-------- Exercise data --------

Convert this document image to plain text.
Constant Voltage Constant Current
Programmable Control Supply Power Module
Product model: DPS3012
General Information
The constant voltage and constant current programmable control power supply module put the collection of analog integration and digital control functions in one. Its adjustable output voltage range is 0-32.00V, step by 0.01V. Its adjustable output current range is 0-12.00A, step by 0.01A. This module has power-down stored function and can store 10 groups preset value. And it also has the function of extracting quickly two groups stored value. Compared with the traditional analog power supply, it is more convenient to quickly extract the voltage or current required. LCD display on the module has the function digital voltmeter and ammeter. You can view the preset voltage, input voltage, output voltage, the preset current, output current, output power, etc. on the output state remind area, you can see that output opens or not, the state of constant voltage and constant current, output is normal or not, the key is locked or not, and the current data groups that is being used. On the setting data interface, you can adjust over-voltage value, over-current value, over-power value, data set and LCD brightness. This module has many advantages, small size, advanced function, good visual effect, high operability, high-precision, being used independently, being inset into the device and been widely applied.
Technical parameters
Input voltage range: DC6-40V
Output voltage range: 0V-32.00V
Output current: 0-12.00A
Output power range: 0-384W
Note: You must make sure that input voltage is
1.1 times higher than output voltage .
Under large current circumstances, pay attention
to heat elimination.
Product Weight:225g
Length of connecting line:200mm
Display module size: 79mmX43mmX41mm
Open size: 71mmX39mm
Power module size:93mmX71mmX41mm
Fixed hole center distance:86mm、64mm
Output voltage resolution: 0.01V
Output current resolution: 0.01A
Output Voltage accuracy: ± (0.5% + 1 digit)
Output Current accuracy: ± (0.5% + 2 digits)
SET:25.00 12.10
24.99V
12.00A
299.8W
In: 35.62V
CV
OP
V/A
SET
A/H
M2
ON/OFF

--------

| To do |
All of the material must be reproduced exactly.

| Finished exercise |
Convert this document image to plain text.
Constant Voltage Constant Current
Programmable Control Supply Power Module
Product model: DPS3012
General Information
The constant voltage and constant current programmable control power supply module put the collection of analog integration and digital control functions in one. Its adjustable output voltage range is 0-32.00V, step by 0.01V. Its adjustable output current range is 0-12.00A, step by 0.01A. This module has power-down stored function and can store 10 groups preset value. And it also has the function of extracting quickly two groups stored value. Compared with the traditional analog power supply, it is more convenient to quickly extract the voltage or current required. LCD display on the module has the function digital voltmeter and ammeter. You can view the preset voltage, input voltage, output voltage, the preset current, output current, output power, etc. on the output state remind area, you can see that output opens or not, the state of constant voltage and constant current, output is normal or not, the key is locked or not, and the current data groups that is being used. On the setting data interface, you can adjust over-voltage value, over-current value, over-power value, data set and LCD brightness. This module has many advantages, small size, advanced function, good visual effect, high operability, high-precision, being used independently, being inset into the device and been widely applied.
Technical parameters
Input voltage range: DC6-40V
Output voltage range: 0V-32.00V
Output current: 0-12.00A
Output power range: 0-384W
Note: You must make sure that input voltage is
1.1 times higher than output voltage .
Under large current circumstances, pay attention
to heat elimination.
Product Weight:225g
Length of connecting line:200mm
Display module size: 79mmX43mmX41mm
Open size: 71mmX39mm
Power module size:93mmX71mmX41mm
Fixed hole center distance:86mm、64mm
Output voltage resolution: 0.01V
Output current resolution: 0.01A
Output Voltage accuracy: ± (0.5% + 1 digit)
Output Current accuracy: ± (0.5% + 2 digits)
SET:25.00 12.10
24.99V
12.00A
299.8W
In: 35.62V
CV
OP
V/A
SET
A/H
M2
ON/OFF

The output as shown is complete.